- _WHAT THE TASK REQUIRES_: Say how many lines in the following entries include "protein", and add nothing else.

- _RECORDS SHOWN_:

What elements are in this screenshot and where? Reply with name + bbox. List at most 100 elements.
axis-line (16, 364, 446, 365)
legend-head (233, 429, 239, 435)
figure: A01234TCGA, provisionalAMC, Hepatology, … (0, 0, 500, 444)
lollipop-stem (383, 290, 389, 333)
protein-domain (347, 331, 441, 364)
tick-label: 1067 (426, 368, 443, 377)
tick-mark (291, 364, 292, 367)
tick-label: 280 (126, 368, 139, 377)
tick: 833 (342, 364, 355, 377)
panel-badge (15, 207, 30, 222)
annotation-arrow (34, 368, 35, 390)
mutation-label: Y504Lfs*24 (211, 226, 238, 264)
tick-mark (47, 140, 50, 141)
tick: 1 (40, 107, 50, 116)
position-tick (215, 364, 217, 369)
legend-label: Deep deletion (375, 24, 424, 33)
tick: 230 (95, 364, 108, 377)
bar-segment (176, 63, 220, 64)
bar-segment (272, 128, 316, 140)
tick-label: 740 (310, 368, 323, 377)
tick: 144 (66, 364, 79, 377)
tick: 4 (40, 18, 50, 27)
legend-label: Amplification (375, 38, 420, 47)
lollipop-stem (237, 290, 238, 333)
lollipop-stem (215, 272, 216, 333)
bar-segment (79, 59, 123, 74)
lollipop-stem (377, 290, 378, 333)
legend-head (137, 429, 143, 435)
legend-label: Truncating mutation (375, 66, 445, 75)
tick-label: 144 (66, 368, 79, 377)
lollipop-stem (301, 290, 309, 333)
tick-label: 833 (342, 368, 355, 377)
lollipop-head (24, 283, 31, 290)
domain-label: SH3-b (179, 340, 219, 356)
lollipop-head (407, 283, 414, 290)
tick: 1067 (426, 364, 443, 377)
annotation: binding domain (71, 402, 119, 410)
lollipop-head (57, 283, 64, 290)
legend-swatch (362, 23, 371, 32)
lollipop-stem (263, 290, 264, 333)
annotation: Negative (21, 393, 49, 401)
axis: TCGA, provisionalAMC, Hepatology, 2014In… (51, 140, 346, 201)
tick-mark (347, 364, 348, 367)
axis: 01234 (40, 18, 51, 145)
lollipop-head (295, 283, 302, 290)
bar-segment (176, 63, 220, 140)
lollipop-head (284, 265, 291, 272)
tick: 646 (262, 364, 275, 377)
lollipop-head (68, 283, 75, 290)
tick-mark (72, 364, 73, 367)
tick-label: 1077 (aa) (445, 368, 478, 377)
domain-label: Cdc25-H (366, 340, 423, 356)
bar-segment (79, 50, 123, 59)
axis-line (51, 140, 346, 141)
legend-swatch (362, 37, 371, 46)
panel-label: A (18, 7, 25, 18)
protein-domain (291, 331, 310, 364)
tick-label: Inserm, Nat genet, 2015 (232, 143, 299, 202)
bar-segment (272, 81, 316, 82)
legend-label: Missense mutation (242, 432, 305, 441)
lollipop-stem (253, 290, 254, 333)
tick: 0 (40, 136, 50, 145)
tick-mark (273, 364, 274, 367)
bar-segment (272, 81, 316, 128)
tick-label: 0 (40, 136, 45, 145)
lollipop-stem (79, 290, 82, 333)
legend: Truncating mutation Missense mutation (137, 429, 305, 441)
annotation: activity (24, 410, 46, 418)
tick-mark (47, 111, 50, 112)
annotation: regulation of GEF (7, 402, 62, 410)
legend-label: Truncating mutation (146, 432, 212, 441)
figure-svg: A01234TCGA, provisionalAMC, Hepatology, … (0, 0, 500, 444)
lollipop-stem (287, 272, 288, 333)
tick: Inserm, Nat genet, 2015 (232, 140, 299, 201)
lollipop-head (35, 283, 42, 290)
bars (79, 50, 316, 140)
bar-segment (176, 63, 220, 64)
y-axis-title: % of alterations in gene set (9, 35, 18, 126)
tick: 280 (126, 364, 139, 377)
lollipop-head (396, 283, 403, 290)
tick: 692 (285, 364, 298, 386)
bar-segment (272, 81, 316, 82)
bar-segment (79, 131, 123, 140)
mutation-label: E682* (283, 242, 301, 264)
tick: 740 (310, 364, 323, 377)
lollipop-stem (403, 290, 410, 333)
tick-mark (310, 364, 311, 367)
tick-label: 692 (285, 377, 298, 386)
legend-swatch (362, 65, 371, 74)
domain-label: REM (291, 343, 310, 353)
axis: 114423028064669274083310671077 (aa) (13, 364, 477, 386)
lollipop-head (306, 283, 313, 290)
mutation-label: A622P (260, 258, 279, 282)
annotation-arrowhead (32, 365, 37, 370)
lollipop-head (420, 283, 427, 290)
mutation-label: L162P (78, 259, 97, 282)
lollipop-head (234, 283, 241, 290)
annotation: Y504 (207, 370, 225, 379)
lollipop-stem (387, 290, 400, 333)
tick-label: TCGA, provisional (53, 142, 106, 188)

- _RESULT_: 2